** BEGIN Supplied material **
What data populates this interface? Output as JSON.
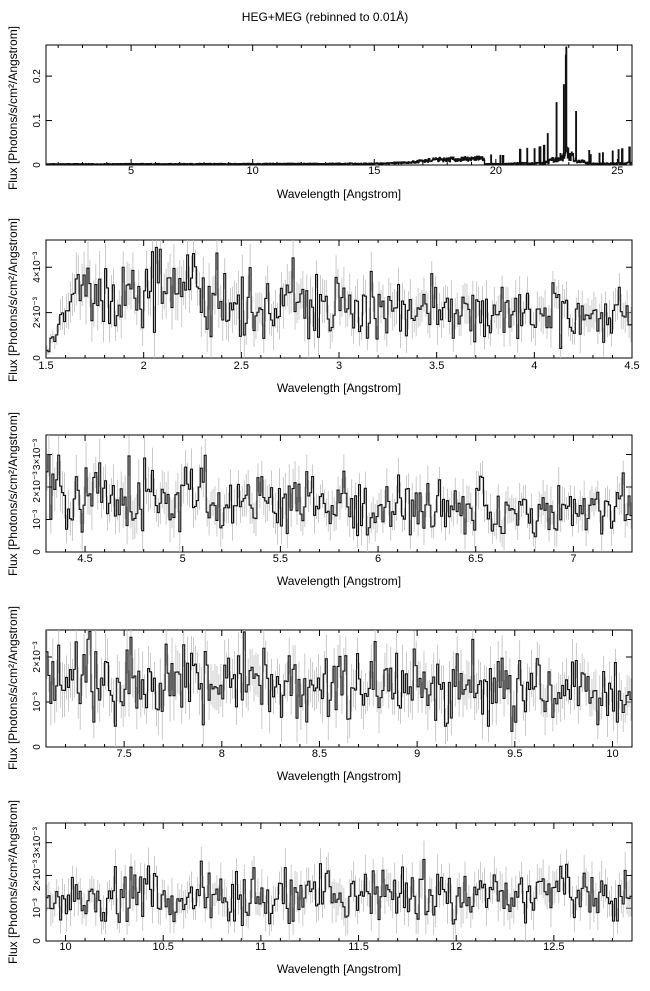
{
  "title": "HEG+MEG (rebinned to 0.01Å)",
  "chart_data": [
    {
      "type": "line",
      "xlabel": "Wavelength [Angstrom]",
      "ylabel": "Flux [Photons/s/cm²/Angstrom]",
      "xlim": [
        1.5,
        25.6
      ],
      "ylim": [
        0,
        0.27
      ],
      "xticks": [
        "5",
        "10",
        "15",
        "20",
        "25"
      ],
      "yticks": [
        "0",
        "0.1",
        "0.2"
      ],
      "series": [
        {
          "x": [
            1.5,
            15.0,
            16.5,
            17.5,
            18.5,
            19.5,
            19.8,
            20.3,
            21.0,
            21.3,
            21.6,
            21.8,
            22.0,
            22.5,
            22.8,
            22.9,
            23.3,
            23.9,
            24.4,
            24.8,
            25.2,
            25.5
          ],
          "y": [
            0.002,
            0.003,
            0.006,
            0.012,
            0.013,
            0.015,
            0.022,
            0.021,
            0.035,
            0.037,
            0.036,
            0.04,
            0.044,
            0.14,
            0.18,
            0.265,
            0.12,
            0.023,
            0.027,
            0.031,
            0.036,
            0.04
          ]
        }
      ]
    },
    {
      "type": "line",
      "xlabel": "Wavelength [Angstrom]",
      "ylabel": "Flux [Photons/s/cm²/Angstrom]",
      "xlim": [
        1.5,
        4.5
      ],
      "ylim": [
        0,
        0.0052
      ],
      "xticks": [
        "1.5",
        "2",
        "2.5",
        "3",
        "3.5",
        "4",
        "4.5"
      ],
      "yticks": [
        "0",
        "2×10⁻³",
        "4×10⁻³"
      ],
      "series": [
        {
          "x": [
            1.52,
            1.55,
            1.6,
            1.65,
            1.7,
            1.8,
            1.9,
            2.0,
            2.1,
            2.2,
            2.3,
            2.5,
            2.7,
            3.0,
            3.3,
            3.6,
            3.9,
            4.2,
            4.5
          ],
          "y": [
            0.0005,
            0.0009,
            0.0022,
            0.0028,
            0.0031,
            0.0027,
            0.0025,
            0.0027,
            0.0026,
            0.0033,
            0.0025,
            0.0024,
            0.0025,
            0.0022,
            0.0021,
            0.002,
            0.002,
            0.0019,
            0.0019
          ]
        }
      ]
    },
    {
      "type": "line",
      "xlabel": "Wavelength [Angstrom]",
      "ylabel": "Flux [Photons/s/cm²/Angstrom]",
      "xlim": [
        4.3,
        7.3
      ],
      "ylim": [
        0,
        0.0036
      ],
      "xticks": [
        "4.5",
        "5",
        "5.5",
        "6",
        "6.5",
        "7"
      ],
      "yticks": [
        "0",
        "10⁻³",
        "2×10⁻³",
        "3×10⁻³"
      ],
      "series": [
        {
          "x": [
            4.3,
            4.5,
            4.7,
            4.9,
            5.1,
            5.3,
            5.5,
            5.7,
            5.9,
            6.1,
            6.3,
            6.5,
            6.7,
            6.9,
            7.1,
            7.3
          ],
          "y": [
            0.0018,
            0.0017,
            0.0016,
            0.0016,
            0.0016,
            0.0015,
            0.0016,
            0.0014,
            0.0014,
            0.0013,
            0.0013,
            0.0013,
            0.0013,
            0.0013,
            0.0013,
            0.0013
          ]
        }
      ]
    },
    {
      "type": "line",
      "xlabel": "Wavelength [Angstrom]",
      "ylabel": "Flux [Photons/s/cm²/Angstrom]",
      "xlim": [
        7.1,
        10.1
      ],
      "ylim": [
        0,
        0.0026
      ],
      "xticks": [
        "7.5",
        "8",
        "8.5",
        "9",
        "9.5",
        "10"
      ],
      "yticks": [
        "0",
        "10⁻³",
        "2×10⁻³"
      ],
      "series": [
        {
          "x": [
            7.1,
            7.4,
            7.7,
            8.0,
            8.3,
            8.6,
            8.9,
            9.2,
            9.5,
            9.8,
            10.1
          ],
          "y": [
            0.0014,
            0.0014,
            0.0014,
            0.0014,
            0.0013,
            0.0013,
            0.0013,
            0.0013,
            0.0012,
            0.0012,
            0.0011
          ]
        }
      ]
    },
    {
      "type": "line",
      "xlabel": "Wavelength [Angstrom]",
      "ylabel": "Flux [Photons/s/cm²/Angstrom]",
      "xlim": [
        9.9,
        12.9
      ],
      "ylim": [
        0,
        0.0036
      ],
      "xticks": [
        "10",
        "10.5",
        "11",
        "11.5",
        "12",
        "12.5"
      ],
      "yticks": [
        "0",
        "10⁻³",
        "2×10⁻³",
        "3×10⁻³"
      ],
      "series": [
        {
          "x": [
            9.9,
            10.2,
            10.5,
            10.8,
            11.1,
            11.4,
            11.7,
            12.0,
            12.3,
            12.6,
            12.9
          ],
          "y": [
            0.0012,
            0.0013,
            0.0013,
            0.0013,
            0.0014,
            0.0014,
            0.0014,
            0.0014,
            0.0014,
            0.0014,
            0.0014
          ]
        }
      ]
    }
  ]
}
** END Supplied material **
Problem requirements: Without including any pictures, print each record exactly.

Result for this task:
What data populates this interface? Output as JSON.
{
  "title": "HEG+MEG (rebinned to 0.01Å)",
  "chart_data": [
    {
      "type": "line",
      "xlabel": "Wavelength [Angstrom]",
      "ylabel": "Flux [Photons/s/cm²/Angstrom]",
      "xlim": [
        1.5,
        25.6
      ],
      "ylim": [
        0,
        0.27
      ],
      "xticks": [
        "5",
        "10",
        "15",
        "20",
        "25"
      ],
      "yticks": [
        "0",
        "0.1",
        "0.2"
      ],
      "series": [
        {
          "x": [
            1.5,
            15.0,
            16.5,
            17.5,
            18.5,
            19.5,
            19.8,
            20.3,
            21.0,
            21.3,
            21.6,
            21.8,
            22.0,
            22.5,
            22.8,
            22.9,
            23.3,
            23.9,
            24.4,
            24.8,
            25.2,
            25.5
          ],
          "y": [
            0.002,
            0.003,
            0.006,
            0.012,
            0.013,
            0.015,
            0.022,
            0.021,
            0.035,
            0.037,
            0.036,
            0.04,
            0.044,
            0.14,
            0.18,
            0.265,
            0.12,
            0.023,
            0.027,
            0.031,
            0.036,
            0.04
          ]
        }
      ]
    },
    {
      "type": "line",
      "xlabel": "Wavelength [Angstrom]",
      "ylabel": "Flux [Photons/s/cm²/Angstrom]",
      "xlim": [
        1.5,
        4.5
      ],
      "ylim": [
        0,
        0.0052
      ],
      "xticks": [
        "1.5",
        "2",
        "2.5",
        "3",
        "3.5",
        "4",
        "4.5"
      ],
      "yticks": [
        "0",
        "2×10⁻³",
        "4×10⁻³"
      ],
      "series": [
        {
          "x": [
            1.52,
            1.55,
            1.6,
            1.65,
            1.7,
            1.8,
            1.9,
            2.0,
            2.1,
            2.2,
            2.3,
            2.5,
            2.7,
            3.0,
            3.3,
            3.6,
            3.9,
            4.2,
            4.5
          ],
          "y": [
            0.0005,
            0.0009,
            0.0022,
            0.0028,
            0.0031,
            0.0027,
            0.0025,
            0.0027,
            0.0026,
            0.0033,
            0.0025,
            0.0024,
            0.0025,
            0.0022,
            0.0021,
            0.002,
            0.002,
            0.0019,
            0.0019
          ]
        }
      ]
    },
    {
      "type": "line",
      "xlabel": "Wavelength [Angstrom]",
      "ylabel": "Flux [Photons/s/cm²/Angstrom]",
      "xlim": [
        4.3,
        7.3
      ],
      "ylim": [
        0,
        0.0036
      ],
      "xticks": [
        "4.5",
        "5",
        "5.5",
        "6",
        "6.5",
        "7"
      ],
      "yticks": [
        "0",
        "10⁻³",
        "2×10⁻³",
        "3×10⁻³"
      ],
      "series": [
        {
          "x": [
            4.3,
            4.5,
            4.7,
            4.9,
            5.1,
            5.3,
            5.5,
            5.7,
            5.9,
            6.1,
            6.3,
            6.5,
            6.7,
            6.9,
            7.1,
            7.3
          ],
          "y": [
            0.0018,
            0.0017,
            0.0016,
            0.0016,
            0.0016,
            0.0015,
            0.0016,
            0.0014,
            0.0014,
            0.0013,
            0.0013,
            0.0013,
            0.0013,
            0.0013,
            0.0013,
            0.0013
          ]
        }
      ]
    },
    {
      "type": "line",
      "xlabel": "Wavelength [Angstrom]",
      "ylabel": "Flux [Photons/s/cm²/Angstrom]",
      "xlim": [
        7.1,
        10.1
      ],
      "ylim": [
        0,
        0.0026
      ],
      "xticks": [
        "7.5",
        "8",
        "8.5",
        "9",
        "9.5",
        "10"
      ],
      "yticks": [
        "0",
        "10⁻³",
        "2×10⁻³"
      ],
      "series": [
        {
          "x": [
            7.1,
            7.4,
            7.7,
            8.0,
            8.3,
            8.6,
            8.9,
            9.2,
            9.5,
            9.8,
            10.1
          ],
          "y": [
            0.0014,
            0.0014,
            0.0014,
            0.0014,
            0.0013,
            0.0013,
            0.0013,
            0.0013,
            0.0012,
            0.0012,
            0.0011
          ]
        }
      ]
    },
    {
      "type": "line",
      "xlabel": "Wavelength [Angstrom]",
      "ylabel": "Flux [Photons/s/cm²/Angstrom]",
      "xlim": [
        9.9,
        12.9
      ],
      "ylim": [
        0,
        0.0036
      ],
      "xticks": [
        "10",
        "10.5",
        "11",
        "11.5",
        "12",
        "12.5"
      ],
      "yticks": [
        "0",
        "10⁻³",
        "2×10⁻³",
        "3×10⁻³"
      ],
      "series": [
        {
          "x": [
            9.9,
            10.2,
            10.5,
            10.8,
            11.1,
            11.4,
            11.7,
            12.0,
            12.3,
            12.6,
            12.9
          ],
          "y": [
            0.0012,
            0.0013,
            0.0013,
            0.0013,
            0.0014,
            0.0014,
            0.0014,
            0.0014,
            0.0014,
            0.0014,
            0.0014
          ]
        }
      ]
    }
  ]
}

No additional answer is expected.